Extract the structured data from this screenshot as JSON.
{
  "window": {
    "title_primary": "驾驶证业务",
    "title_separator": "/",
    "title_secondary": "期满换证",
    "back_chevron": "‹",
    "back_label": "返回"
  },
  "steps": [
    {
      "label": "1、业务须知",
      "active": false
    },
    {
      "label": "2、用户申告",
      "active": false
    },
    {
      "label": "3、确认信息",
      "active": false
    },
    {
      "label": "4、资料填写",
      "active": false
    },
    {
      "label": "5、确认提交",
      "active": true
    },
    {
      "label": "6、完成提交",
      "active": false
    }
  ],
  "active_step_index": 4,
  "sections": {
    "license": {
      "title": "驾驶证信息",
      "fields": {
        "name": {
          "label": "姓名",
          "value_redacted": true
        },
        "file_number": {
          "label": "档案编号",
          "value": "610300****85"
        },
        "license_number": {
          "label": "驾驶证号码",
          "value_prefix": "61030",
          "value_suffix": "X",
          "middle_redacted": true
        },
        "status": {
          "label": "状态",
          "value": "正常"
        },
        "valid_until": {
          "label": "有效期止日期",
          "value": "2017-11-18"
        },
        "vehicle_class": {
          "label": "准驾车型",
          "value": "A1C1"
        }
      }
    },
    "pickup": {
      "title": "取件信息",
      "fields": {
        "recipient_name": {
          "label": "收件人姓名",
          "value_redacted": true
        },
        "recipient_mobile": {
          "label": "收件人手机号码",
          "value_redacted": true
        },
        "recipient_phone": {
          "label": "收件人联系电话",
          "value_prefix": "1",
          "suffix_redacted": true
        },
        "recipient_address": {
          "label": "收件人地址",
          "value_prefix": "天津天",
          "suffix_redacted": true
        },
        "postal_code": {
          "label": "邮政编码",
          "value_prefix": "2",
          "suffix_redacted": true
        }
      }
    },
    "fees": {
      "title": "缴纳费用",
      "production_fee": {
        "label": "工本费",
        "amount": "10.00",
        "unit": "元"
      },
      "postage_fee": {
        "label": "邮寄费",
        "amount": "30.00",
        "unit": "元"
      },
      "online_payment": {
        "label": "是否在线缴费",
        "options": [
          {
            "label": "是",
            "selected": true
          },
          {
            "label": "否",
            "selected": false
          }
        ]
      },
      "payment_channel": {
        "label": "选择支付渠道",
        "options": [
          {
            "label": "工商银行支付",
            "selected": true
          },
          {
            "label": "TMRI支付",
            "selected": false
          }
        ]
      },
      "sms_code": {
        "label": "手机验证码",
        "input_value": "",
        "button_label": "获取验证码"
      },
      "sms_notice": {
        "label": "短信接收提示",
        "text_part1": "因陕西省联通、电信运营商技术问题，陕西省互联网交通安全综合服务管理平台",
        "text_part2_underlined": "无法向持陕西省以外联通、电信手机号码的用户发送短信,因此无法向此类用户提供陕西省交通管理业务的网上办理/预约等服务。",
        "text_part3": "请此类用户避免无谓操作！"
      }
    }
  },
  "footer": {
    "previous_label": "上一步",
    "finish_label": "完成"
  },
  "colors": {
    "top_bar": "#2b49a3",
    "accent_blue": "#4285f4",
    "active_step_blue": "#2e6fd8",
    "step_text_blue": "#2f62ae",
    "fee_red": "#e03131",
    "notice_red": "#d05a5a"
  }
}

▬▬▬▬▬▬

**PROBLEM TO WORK ON**
The whole listing above needs to be written out again exactly.

**EXERCISE OUTPUT**
Extract the structured data from this screenshot as JSON.
{
  "window": {
    "title_primary": "驾驶证业务",
    "title_separator": "/",
    "title_secondary": "期满换证",
    "back_chevron": "‹",
    "back_label": "返回"
  },
  "steps": [
    {
      "label": "1、业务须知",
      "active": false
    },
    {
      "label": "2、用户申告",
      "active": false
    },
    {
      "label": "3、确认信息",
      "active": false
    },
    {
      "label": "4、资料填写",
      "active": false
    },
    {
      "label": "5、确认提交",
      "active": true
    },
    {
      "label": "6、完成提交",
      "active": false
    }
  ],
  "active_step_index": 4,
  "sections": {
    "license": {
      "title": "驾驶证信息",
      "fields": {
        "name": {
          "label": "姓名",
          "value_redacted": true
        },
        "file_number": {
          "label": "档案编号",
          "value": "610300****85"
        },
        "license_number": {
          "label": "驾驶证号码",
          "value_prefix": "61030",
          "value_suffix": "X",
          "middle_redacted": true
        },
        "status": {
          "label": "状态",
          "value": "正常"
        },
        "valid_until": {
          "label": "有效期止日期",
          "value": "2017-11-18"
        },
        "vehicle_class": {
          "label": "准驾车型",
          "value": "A1C1"
        }
      }
    },
    "pickup": {
      "title": "取件信息",
      "fields": {
        "recipient_name": {
          "label": "收件人姓名",
          "value_redacted": true
        },
        "recipient_mobile": {
          "label": "收件人手机号码",
          "value_redacted": true
        },
        "recipient_phone": {
          "label": "收件人联系电话",
          "value_prefix": "1",
          "suffix_redacted": true
        },
        "recipient_address": {
          "label": "收件人地址",
          "value_prefix": "天津天",
          "suffix_redacted": true
        },
        "postal_code": {
          "label": "邮政编码",
          "value_prefix": "2",
          "suffix_redacted": true
        }
      }
    },
    "fees": {
      "title": "缴纳费用",
      "production_fee": {
        "label": "工本费",
        "amount": "10.00",
        "unit": "元"
      },
      "postage_fee": {
        "label": "邮寄费",
        "amount": "30.00",
        "unit": "元"
      },
      "online_payment": {
        "label": "是否在线缴费",
        "options": [
          {
            "label": "是",
            "selected": true
          },
          {
            "label": "否",
            "selected": false
          }
        ]
      },
      "payment_channel": {
        "label": "选择支付渠道",
        "options": [
          {
            "label": "工商银行支付",
            "selected": true
          },
          {
            "label": "TMRI支付",
            "selected": false
          }
        ]
      },
      "sms_code": {
        "label": "手机验证码",
        "input_value": "",
        "button_label": "获取验证码"
      },
      "sms_notice": {
        "label": "短信接收提示",
        "text_part1": "因陕西省联通、电信运营商技术问题，陕西省互联网交通安全综合服务管理平台",
        "text_part2_underlined": "无法向持陕西省以外联通、电信手机号码的用户发送短信,因此无法向此类用户提供陕西省交通管理业务的网上办理/预约等服务。",
        "text_part3": "请此类用户避免无谓操作！"
      }
    }
  },
  "footer": {
    "previous_label": "上一步",
    "finish_label": "完成"
  },
  "colors": {
    "top_bar": "#2b49a3",
    "accent_blue": "#4285f4",
    "active_step_blue": "#2e6fd8",
    "step_text_blue": "#2f62ae",
    "fee_red": "#e03131",
    "notice_red": "#d05a5a"
  }
}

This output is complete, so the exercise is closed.